* **Tasks for this exercise**
- A) In the Solr routing thread, why does the writer find the large index size of file_collection puzzling?
- B) Duplicate the part of the Solr routing thread starting at "On 15 March" and ending at "to two level.".
- C) Pick up the Solr routing thread after its last line and extend it in the same voice.

* **Quoted text**

Thanks Guys.

i will try two level document routing in case of file_collection.

i really don't understand why index size is high for file_collection as
same file is available in main_collection.

(each file indexed as one document with all commands in main  collection
and same file is indexed as number of documents, each command as a solr
document in file_collection).

will index size grows with more distinct words or few distinct words with
more number of documents ? let me know if i have not put the question
correctly.

Thanks,
Anil

On 15 March 2016 at 01:00, Susheel Kumar <susheel2...@gmail.com> wrote:

> If you can find/know which fields (or combination) in your document divides
> / groups the data together would be the fields for custom routing.  Solr
> supports up to two level.
>
> E.g. if you have field with say documentType or country or etc. would
> help.  See the document routing at
>
> https://cwiki.apache.org/confluence/display/solr/Shards+and+Indexing+Data+in+SolrCloud
>
>
>
> On Mon, Mar 14, 2016 at 3:14 PM, Erick Erickson <erickerick...@gmail.com>
> wrote:
>
> > Usually I just let the compositeId do its thing and only go for custom
> > routing when the default proves inadequate.

* **Dataset extract**
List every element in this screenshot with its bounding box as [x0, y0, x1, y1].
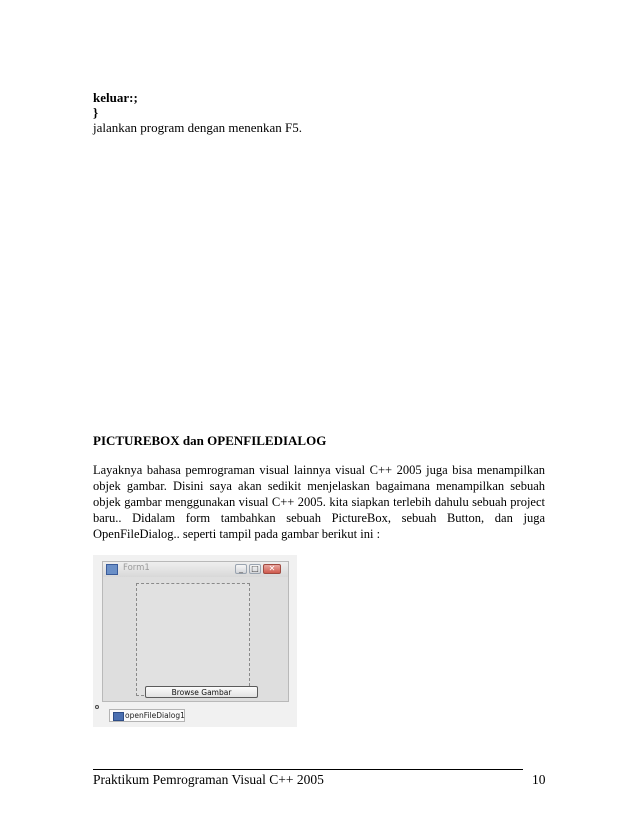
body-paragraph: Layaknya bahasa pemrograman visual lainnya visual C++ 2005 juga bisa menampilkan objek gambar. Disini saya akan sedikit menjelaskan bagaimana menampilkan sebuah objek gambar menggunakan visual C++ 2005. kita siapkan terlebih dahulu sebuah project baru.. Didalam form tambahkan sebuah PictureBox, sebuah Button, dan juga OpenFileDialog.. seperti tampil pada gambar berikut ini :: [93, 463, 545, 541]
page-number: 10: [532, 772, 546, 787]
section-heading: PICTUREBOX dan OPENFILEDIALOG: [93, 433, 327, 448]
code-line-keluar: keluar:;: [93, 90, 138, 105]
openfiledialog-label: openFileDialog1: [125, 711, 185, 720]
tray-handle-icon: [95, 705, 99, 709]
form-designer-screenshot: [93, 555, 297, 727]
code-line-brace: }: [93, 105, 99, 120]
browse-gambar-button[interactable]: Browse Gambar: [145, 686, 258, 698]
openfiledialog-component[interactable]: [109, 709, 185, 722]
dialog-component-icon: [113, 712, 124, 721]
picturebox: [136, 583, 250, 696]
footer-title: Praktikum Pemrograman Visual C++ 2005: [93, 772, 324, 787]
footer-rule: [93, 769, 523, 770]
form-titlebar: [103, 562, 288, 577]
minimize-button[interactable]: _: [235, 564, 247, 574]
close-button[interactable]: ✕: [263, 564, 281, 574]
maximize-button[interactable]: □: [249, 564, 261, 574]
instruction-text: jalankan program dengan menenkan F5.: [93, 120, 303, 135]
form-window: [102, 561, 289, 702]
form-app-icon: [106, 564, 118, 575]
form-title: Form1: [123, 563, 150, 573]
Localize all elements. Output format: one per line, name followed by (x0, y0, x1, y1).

* **Responses in order**
- A) The same files are already indexed in main_collection. There each file is one document holding all its commands, while in file_collection the same file is split into many documents, one per command.

- B)
On 15 March 2016 at 01:00, Susheel Kumar <susheel2...@gmail.com> wrote:

> If you can find/know which fields (or combination) in your document divides
> / groups the data together would be the fields for custom routing.  Solr
> supports up to two level.

- C)
> >
> > Note: your 480M documents may very well be too many for three shards!
> > You really have to test....
> >
> > Erick
> >
> >
> > On Mon, Mar 14, 2016 at 10:04 AM, Anil <anilk...@gmail.com> wrote:
> > > Hi Erick,
> > > In b/w, Do you recommend any effective shard distribution method ?
> > >
> > > Regards,
> > > Anil
> > >
> > > On 14 March 2016 at 22:30, Erick Erickson <erickerick...@gmail.com>
> > wrote:
> > >
> > >> Try shards.info=true, but pinging the shard directly is the most
> > certain.
> > >>
> > >>
> > >> Best,
> > >> Erick
> > >>
> > >> On Mon, Mar 14, 2016 at 9:48 AM, Anil <anilk...@gmail.com> wrote:
> > >> > HI Erik,
> > >> >
> > >> > we have used document routing to balance the shards load and for
> > >> > expand/collapse. it is mainly used for main_collection which holds
> > one to
> > >> > many relationship records. In file_collection, it is only for load
> > >> > distribution.
> > >> >
> > >> > 25GB for entire solr service. each machine will act as shard for
> some
> > >> > collections.
> > >> >
> > >> > we have not stress tested our servers at least for solr service. i
> > have
> > >> > read the the link you have shared, i will do something on it. thanks
> > for
> > >> > sharing.
> > >> >
> > >> > i have checked other collections, where index size is max 90GB and 5
> > M as
> > >> > max number of documents. but for the particular file_collection_2014
> > , i
> > >> > see total index size across replicas is 147 GB.
> > >> >
> > >> > Can we get any hints if we run the query with debugQuery=true ?
> what
> > is
> > >> > the effective way of load distribution ? Please advice.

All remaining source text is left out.